_DOCUMENT TEXT_
○ ○ ○ ○ ○ ○ ○

The Long Tail of Expertise
Alpheus Bingham and Dwayne Spradlin
We sold more books today that didn't sell at all yesterday than we sold today of all the books that did sell yesterday.
Josh Petersen, Amazon employee
Overview
Whoever thought the power function would become an icon of popular culture? Chris Andersons and Clay Shirkys terrific writings have achieved just that. The power function, once relegated to workhorse status in statistics, mathematics, and modeling, now graces the cover of popular books and appears in hip, trendy magazines. Its newfound status results in the ease in which it explains the market phenomenon of businesses such as Amazon.com.
The Long Tail concept has found applications in marketing, inventory strategy, Internet statistics, research, and media sales. It is invoked here, qualitatively, as a means to illustrate some observations made on a daily basis at InnoCentive and which are more broadly applicable to innovation in general and the entire notion of expertise. Step one is for you to have a clear picture of the image in mind as the arguments are discussed. A power function plot, with its long tail is shown in .
Figure 1A plot of a power function showing the very long tail that approaches, but never quite reaches, the baseline as it extends forever to the right.

○ ○ ○ ○ ○ ○ ○

_GIVEN DATA_
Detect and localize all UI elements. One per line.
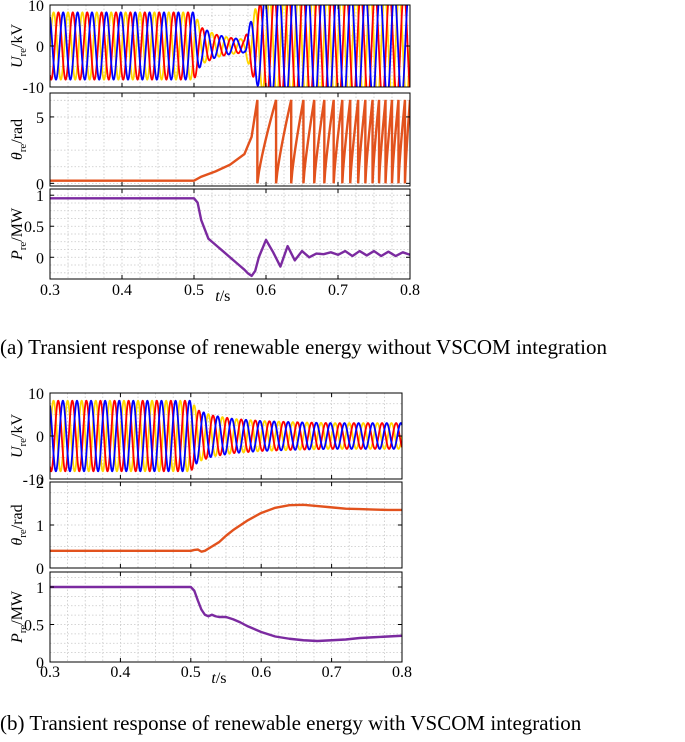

○ ○ ○ ○ ○ ○ ○

_WHAT YOU NEED TO DO_
a – Answer these questions from the Long Tail text, each on its own line:
(i) Who is quoted at the top, above the overview?
(ii) In which fields has the Long Tail concept found applications?
(iii) According to the figure caption, what does the long tail approach but never quite reach?
b – Can you reproduce the passage of the Long Tail text that starts with "The Long Tail of" and goes on through "did sell yesterday."?

_EXERCISE RESPONSES_
a –
(i) Josh Petersen, an Amazon employee
(ii) Marketing, inventory strategy, Internet statistics, research, and media sales
(iii) The baseline

b –
The Long Tail of Expertise
Alpheus Bingham and Dwayne Spradlin
We sold more books today that didn't sell at all yesterday than we sold today of all the books that did sell yesterday.